### TESTO FORNITO
◆ ◆ ◆ ◆ ◆

“100 % cotone” vuol dire sostenibile? Dipende
Da un lato, la saggezza popolare che invita a cercare sull’etichetta la scritta “100% cotone” quando si acquista un set di lenzuola, una t-shirt o una tutina per un neonato. Dall’altro, organizzazioni non governative e mass media che denunciano lo smodato consumo di acqua e pesticidi per le coltivazioni di cotone. Come valutare questa fibra? Come spesso accade, la risposta è “dipende”. Mi spiego meglio: il cotone, come ogni altra fibra tessile, ha dei pro e dei contro. Nella prima categoria mettiamo senza dubbio il fatto che è una fibra naturale fresca, traspirante, resistente e ipoallergenica. Essendo naturale, è biodegradabile: il suo tempo medio di decomposizione è di circa due mesi. Anche gli scarti della filatura trovano una seconda vita per comporre materiali fonoassorbenti, isolamenti interni o esterni per gli edifici, oppure riempitivi per asfalti. La cellulosa ha una funzione anche nell’industria alimentare, sotto forma di addensante, additivo o stabilizzante.

◆ ◆ ◆ ◆ ◆

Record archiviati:
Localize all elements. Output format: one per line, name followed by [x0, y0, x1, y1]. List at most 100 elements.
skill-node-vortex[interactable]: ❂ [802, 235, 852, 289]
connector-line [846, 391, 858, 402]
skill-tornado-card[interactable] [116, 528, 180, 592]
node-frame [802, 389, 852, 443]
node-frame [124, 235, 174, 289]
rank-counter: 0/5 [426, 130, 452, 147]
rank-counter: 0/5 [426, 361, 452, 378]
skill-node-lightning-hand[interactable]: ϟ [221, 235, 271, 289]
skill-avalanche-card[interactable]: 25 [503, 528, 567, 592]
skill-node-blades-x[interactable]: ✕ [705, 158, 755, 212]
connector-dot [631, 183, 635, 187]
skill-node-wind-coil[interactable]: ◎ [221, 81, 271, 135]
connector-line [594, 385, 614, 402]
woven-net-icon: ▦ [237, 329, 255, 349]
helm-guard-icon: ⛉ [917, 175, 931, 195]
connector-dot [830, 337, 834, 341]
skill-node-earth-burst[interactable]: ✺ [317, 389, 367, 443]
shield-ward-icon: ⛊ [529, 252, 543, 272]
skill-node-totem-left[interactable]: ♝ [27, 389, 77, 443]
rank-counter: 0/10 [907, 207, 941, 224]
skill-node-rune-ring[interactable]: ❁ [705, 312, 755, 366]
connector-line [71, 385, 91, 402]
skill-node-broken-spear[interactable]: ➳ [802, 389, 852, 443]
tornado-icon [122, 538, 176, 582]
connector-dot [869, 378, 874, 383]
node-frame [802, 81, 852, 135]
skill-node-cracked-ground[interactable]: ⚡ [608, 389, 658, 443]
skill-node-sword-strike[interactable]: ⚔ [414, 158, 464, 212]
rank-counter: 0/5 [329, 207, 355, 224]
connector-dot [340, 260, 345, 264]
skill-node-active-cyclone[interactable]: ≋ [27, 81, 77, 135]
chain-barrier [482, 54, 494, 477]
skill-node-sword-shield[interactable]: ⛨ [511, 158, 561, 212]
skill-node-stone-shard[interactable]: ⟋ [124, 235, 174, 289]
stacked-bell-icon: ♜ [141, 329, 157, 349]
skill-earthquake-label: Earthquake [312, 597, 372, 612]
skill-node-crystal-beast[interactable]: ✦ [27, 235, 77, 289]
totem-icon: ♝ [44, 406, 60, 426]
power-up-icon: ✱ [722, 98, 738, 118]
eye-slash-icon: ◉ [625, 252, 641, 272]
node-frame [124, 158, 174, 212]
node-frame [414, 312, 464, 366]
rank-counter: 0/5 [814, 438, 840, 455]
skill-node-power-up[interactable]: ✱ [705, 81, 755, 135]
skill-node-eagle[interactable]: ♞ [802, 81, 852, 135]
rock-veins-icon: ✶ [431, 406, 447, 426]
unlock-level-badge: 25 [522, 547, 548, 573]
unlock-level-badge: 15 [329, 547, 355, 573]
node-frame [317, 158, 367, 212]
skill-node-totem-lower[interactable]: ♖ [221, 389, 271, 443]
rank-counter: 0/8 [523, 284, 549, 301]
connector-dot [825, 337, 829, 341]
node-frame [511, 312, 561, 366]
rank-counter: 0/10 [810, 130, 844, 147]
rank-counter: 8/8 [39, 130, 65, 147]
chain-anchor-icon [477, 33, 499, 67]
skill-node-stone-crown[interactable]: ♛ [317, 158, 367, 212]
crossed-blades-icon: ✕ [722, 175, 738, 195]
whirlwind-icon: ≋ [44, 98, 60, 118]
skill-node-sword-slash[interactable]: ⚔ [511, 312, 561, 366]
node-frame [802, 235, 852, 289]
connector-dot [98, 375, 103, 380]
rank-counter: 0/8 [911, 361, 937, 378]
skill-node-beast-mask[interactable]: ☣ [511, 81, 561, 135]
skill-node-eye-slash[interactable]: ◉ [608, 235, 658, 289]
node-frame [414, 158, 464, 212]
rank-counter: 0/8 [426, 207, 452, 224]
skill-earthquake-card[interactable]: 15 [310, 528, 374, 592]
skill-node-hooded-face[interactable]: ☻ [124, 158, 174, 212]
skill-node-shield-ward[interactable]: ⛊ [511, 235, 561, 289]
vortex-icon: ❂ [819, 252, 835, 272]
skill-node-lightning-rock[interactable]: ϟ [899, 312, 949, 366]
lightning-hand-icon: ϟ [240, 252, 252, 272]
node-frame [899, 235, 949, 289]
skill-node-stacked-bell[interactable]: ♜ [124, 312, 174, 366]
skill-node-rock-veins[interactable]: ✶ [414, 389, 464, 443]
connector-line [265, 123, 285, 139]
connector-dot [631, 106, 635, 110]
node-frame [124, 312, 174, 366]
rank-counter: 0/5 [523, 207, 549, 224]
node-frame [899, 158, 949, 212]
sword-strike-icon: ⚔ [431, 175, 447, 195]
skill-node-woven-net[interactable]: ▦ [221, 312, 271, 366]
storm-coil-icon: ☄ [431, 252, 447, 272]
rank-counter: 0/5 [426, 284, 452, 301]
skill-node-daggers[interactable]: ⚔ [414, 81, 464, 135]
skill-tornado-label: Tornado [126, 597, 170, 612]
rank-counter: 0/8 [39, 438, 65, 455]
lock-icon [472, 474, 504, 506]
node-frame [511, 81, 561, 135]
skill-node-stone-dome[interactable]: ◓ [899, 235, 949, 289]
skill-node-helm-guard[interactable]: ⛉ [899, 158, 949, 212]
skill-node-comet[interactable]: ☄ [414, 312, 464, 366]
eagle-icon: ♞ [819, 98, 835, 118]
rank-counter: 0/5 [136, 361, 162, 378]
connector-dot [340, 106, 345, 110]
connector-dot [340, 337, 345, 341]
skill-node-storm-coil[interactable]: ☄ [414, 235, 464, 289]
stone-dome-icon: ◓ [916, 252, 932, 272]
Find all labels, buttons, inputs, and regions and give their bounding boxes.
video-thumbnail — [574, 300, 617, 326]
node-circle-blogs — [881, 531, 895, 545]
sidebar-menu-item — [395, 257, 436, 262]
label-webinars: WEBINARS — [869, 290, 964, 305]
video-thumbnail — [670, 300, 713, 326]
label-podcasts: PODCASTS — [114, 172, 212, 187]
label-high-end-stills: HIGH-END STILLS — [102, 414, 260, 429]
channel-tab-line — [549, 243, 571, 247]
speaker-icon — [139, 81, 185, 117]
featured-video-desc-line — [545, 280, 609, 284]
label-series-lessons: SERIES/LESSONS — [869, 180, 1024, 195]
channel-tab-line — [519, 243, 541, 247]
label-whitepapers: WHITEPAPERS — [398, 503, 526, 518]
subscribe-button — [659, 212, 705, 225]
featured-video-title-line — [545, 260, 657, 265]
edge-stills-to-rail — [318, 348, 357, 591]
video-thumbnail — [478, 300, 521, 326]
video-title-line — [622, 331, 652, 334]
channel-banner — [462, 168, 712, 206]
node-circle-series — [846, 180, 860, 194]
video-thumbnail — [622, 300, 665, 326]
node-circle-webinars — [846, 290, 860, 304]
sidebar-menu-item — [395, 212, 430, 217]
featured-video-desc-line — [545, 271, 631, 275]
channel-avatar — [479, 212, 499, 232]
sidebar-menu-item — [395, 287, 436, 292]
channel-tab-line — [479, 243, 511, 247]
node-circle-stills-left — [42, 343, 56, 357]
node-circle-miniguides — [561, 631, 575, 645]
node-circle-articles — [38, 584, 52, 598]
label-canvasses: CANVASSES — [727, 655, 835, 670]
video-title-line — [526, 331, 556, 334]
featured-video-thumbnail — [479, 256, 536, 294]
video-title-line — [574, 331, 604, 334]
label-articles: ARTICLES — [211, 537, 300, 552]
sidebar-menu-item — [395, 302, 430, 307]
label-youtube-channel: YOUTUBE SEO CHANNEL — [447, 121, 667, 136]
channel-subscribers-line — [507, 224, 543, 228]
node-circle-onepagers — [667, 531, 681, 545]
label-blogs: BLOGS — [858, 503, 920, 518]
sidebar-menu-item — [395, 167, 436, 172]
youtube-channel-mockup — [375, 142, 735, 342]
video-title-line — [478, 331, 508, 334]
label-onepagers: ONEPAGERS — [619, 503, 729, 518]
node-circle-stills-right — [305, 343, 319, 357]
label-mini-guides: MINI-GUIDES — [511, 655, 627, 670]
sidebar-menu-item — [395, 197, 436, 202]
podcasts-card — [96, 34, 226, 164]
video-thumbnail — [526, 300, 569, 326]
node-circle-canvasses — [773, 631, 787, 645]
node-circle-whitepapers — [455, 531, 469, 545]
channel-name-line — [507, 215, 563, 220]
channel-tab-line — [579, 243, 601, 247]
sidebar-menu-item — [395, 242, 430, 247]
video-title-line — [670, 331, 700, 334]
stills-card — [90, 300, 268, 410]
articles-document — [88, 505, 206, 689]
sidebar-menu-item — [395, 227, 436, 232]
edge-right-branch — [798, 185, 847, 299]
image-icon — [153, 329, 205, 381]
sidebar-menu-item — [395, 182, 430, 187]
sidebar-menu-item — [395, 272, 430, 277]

◆ ◆ ◆ ◆ ◆

### ATTIVITÀ DA SVOLGERE
**1)** Rispondi alle seguenti domande sul testo relativo al cotone.
(a) Qual è il tempo medio di decomposizione del cotone?
(b) In quale industria la cellulosa viene usata come addensante, additivo o stabilizzante?
(c) Chi denuncia lo smodato consumo di acqua e pesticidi nelle coltivazioni di cotone?
**2)** Riscrivi le righe dei record dall'inizio fino alla riga che contiene "rock-veins-icon: ✶ [431, 406, 447, 426]" compresa, cambiando "connector-dot" in "link-dot" e lasciando invariato tutto il resto; riporta soltanto quelle righe.
Il testo e i record sono materiali distinti tra loro.

### RISULTATI PER COMPITO
**1)**
(a) Circa due mesi.
(b) Nell'industria alimentare.
(c) Le organizzazioni non governative e i mass media.

**2)**
Localize all elements. Output format: one per line, name followed by [x0, y0, x1, y1]. List at most 100 elements.
skill-node-vortex[interactable]: ❂ [802, 235, 852, 289]
connector-line [846, 391, 858, 402]
skill-tornado-card[interactable] [116, 528, 180, 592]
node-frame [802, 389, 852, 443]
node-frame [124, 235, 174, 289]
rank-counter: 0/5 [426, 130, 452, 147]
rank-counter: 0/5 [426, 361, 452, 378]
skill-node-lightning-hand[interactable]: ϟ [221, 235, 271, 289]
skill-avalanche-card[interactable]: 25 [503, 528, 567, 592]
skill-node-blades-x[interactable]: ✕ [705, 158, 755, 212]
link-dot [631, 183, 635, 187]
skill-node-wind-coil[interactable]: ◎ [221, 81, 271, 135]
connector-line [594, 385, 614, 402]
woven-net-icon: ▦ [237, 329, 255, 349]
helm-guard-icon: ⛉ [917, 175, 931, 195]
link-dot [830, 337, 834, 341]
skill-node-earth-burst[interactable]: ✺ [317, 389, 367, 443]
shield-ward-icon: ⛊ [529, 252, 543, 272]
skill-node-totem-left[interactable]: ♝ [27, 389, 77, 443]
rank-counter: 0/10 [907, 207, 941, 224]
skill-node-rune-ring[interactable]: ❁ [705, 312, 755, 366]
connector-line [71, 385, 91, 402]
skill-node-broken-spear[interactable]: ➳ [802, 389, 852, 443]
tornado-icon [122, 538, 176, 582]
link-dot [869, 378, 874, 383]
node-frame [802, 81, 852, 135]
skill-node-cracked-ground[interactable]: ⚡ [608, 389, 658, 443]
skill-node-sword-strike[interactable]: ⚔ [414, 158, 464, 212]
rank-counter: 0/5 [329, 207, 355, 224]
link-dot [340, 260, 345, 264]
skill-node-active-cyclone[interactable]: ≋ [27, 81, 77, 135]
chain-barrier [482, 54, 494, 477]
skill-node-sword-shield[interactable]: ⛨ [511, 158, 561, 212]
skill-node-stone-shard[interactable]: ⟋ [124, 235, 174, 289]
stacked-bell-icon: ♜ [141, 329, 157, 349]
skill-earthquake-label: Earthquake [312, 597, 372, 612]
skill-node-crystal-beast[interactable]: ✦ [27, 235, 77, 289]
totem-icon: ♝ [44, 406, 60, 426]
power-up-icon: ✱ [722, 98, 738, 118]
eye-slash-icon: ◉ [625, 252, 641, 272]
node-frame [124, 158, 174, 212]
node-frame [414, 312, 464, 366]
rank-counter: 0/5 [814, 438, 840, 455]
skill-node-power-up[interactable]: ✱ [705, 81, 755, 135]
skill-node-eagle[interactable]: ♞ [802, 81, 852, 135]
rock-veins-icon: ✶ [431, 406, 447, 426]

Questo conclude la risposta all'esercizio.